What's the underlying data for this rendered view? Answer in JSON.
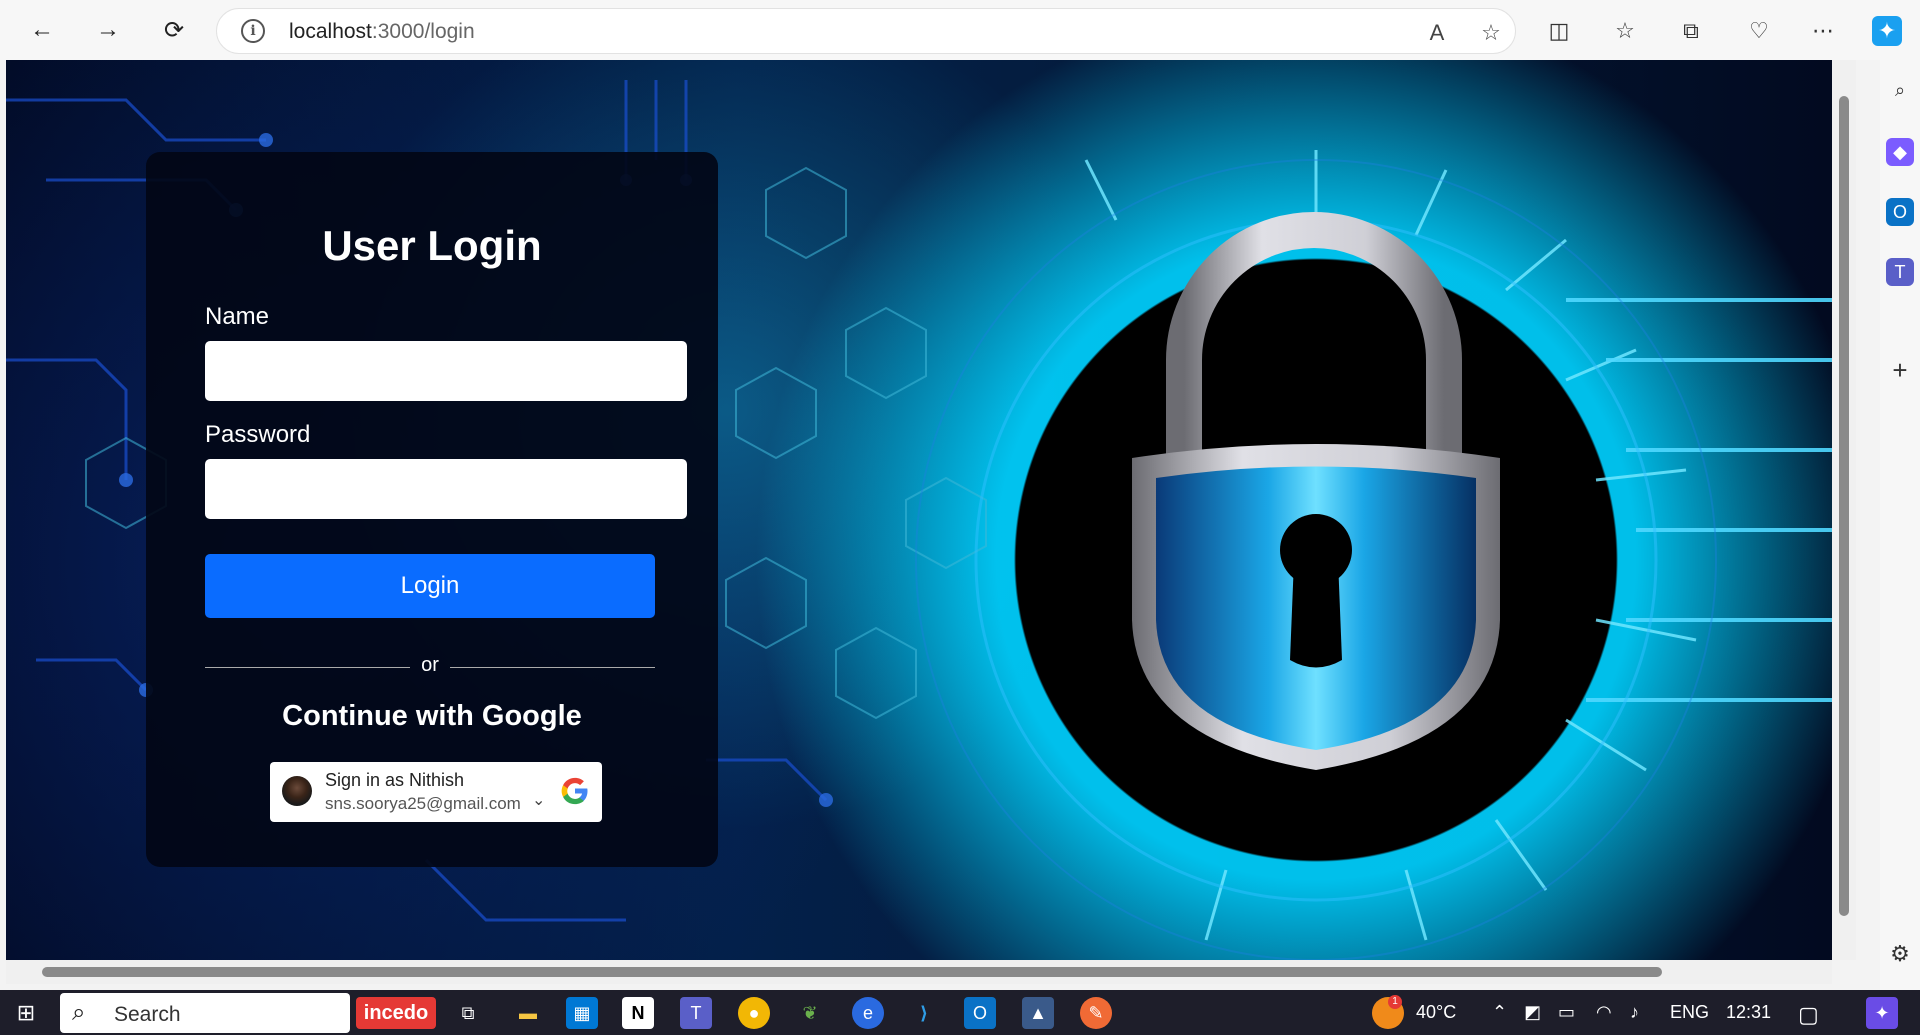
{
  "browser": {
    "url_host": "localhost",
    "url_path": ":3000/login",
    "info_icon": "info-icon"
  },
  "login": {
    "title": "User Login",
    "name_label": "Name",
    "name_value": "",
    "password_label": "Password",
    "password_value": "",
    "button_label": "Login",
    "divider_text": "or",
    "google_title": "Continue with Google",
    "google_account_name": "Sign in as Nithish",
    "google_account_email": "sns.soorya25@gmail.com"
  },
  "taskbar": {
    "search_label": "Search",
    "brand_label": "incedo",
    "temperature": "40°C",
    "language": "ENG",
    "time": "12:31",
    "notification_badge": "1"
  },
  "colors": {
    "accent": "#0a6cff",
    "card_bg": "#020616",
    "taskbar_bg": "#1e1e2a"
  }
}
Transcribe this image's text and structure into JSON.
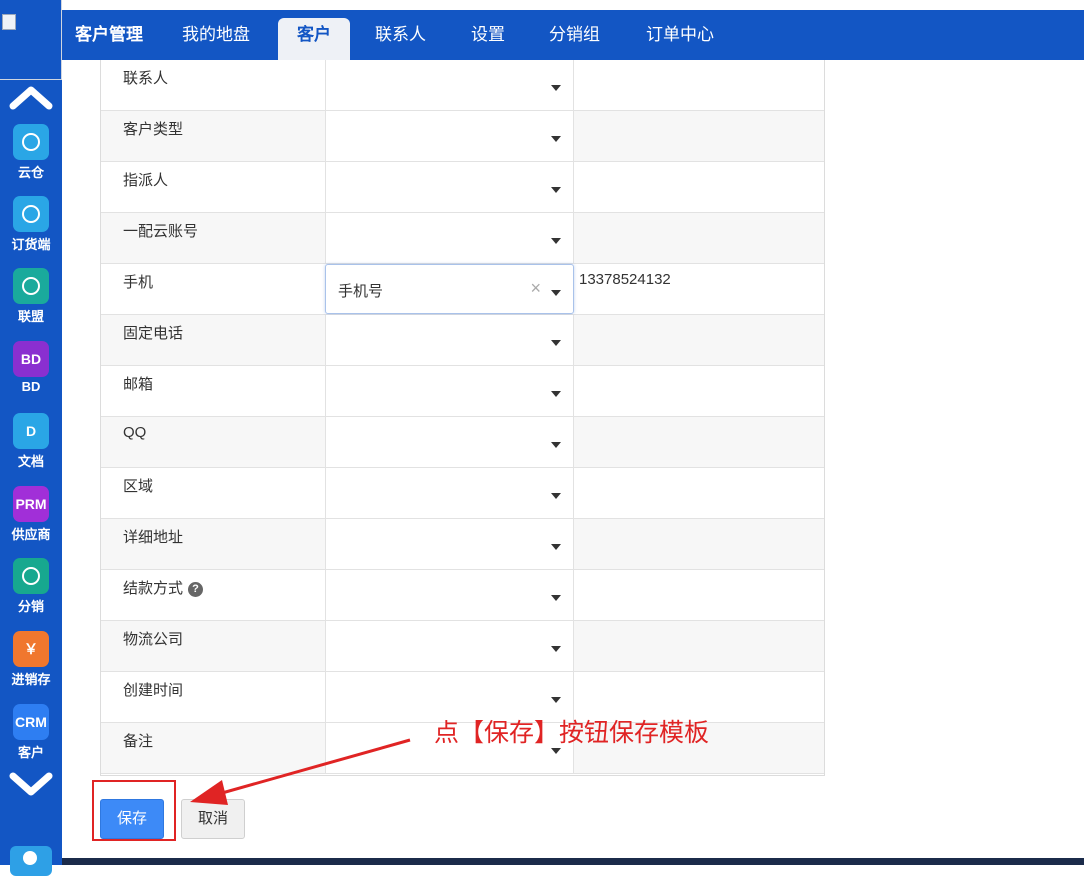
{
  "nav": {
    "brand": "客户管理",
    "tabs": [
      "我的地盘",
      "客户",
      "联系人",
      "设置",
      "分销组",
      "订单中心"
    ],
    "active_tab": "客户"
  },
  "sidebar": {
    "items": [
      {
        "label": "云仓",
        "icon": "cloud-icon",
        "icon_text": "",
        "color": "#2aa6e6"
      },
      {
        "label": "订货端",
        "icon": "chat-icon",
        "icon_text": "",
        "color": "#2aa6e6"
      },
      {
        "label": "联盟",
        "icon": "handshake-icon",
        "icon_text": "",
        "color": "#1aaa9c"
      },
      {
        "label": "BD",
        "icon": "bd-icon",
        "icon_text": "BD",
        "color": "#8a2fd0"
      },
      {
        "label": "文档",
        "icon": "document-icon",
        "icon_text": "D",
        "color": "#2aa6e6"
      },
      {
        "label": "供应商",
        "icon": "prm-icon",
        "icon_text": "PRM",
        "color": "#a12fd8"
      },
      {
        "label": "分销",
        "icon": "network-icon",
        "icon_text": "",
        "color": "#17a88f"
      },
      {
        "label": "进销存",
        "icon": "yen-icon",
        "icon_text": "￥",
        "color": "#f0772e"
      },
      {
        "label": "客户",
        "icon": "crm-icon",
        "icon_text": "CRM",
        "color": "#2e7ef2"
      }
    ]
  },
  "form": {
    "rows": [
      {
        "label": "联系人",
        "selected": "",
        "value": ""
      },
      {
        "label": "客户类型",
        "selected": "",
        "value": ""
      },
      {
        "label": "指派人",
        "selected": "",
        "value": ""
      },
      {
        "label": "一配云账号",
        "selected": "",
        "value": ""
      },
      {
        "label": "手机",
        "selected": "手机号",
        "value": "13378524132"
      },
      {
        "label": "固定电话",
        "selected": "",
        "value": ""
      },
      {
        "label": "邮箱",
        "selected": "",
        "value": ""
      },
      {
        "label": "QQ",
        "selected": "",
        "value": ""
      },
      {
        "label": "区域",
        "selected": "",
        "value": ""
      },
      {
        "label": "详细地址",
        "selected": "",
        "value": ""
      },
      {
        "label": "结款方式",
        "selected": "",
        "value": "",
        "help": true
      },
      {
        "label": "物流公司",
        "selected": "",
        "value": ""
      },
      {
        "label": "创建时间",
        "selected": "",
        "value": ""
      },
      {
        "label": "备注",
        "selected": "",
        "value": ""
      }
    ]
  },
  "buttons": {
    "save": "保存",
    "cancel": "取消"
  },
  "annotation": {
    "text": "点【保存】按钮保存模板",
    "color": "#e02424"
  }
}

* **Stated exercise**:
Skipping the pictures, transcribe each line above exactly as it appears.

* **Response**:
What's the underlying data for this rendered view? Answer in JSON.
{
  "browser": {
    "url_host": "localhost",
    "url_path": ":3000/login",
    "info_icon": "info-icon"
  },
  "login": {
    "title": "User Login",
    "name_label": "Name",
    "name_value": "",
    "password_label": "Password",
    "password_value": "",
    "button_label": "Login",
    "divider_text": "or",
    "google_title": "Continue with Google",
    "google_account_name": "Sign in as Nithish",
    "google_account_email": "sns.soorya25@gmail.com"
  },
  "taskbar": {
    "search_label": "Search",
    "brand_label": "incedo",
    "temperature": "40°C",
    "language": "ENG",
    "time": "12:31",
    "notification_badge": "1"
  },
  "colors": {
    "accent": "#0a6cff",
    "card_bg": "#020616",
    "taskbar_bg": "#1e1e2a"
  }
}
Transcribe this image's text and structure into JSON.
{
  "nav": {
    "brand": "客户管理",
    "tabs": [
      "我的地盘",
      "客户",
      "联系人",
      "设置",
      "分销组",
      "订单中心"
    ],
    "active_tab": "客户"
  },
  "sidebar": {
    "items": [
      {
        "label": "云仓",
        "icon": "cloud-icon",
        "icon_text": "",
        "color": "#2aa6e6"
      },
      {
        "label": "订货端",
        "icon": "chat-icon",
        "icon_text": "",
        "color": "#2aa6e6"
      },
      {
        "label": "联盟",
        "icon": "handshake-icon",
        "icon_text": "",
        "color": "#1aaa9c"
      },
      {
        "label": "BD",
        "icon": "bd-icon",
        "icon_text": "BD",
        "color": "#8a2fd0"
      },
      {
        "label": "文档",
        "icon": "document-icon",
        "icon_text": "D",
        "color": "#2aa6e6"
      },
      {
        "label": "供应商",
        "icon": "prm-icon",
        "icon_text": "PRM",
        "color": "#a12fd8"
      },
      {
        "label": "分销",
        "icon": "network-icon",
        "icon_text": "",
        "color": "#17a88f"
      },
      {
        "label": "进销存",
        "icon": "yen-icon",
        "icon_text": "￥",
        "color": "#f0772e"
      },
      {
        "label": "客户",
        "icon": "crm-icon",
        "icon_text": "CRM",
        "color": "#2e7ef2"
      }
    ]
  },
  "form": {
    "rows": [
      {
        "label": "联系人",
        "selected": "",
        "value": ""
      },
      {
        "label": "客户类型",
        "selected": "",
        "value": ""
      },
      {
        "label": "指派人",
        "selected": "",
        "value": ""
      },
      {
        "label": "一配云账号",
        "selected": "",
        "value": ""
      },
      {
        "label": "手机",
        "selected": "手机号",
        "value": "13378524132"
      },
      {
        "label": "固定电话",
        "selected": "",
        "value": ""
      },
      {
        "label": "邮箱",
        "selected": "",
        "value": ""
      },
      {
        "label": "QQ",
        "selected": "",
        "value": ""
      },
      {
        "label": "区域",
        "selected": "",
        "value": ""
      },
      {
        "label": "详细地址",
        "selected": "",
        "value": ""
      },
      {
        "label": "结款方式",
        "selected": "",
        "value": "",
        "help": true
      },
      {
        "label": "物流公司",
        "selected": "",
        "value": ""
      },
      {
        "label": "创建时间",
        "selected": "",
        "value": ""
      },
      {
        "label": "备注",
        "selected": "",
        "value": ""
      }
    ]
  },
  "buttons": {
    "save": "保存",
    "cancel": "取消"
  },
  "annotation": {
    "text": "点【保存】按钮保存模板",
    "color": "#e02424"
  }
}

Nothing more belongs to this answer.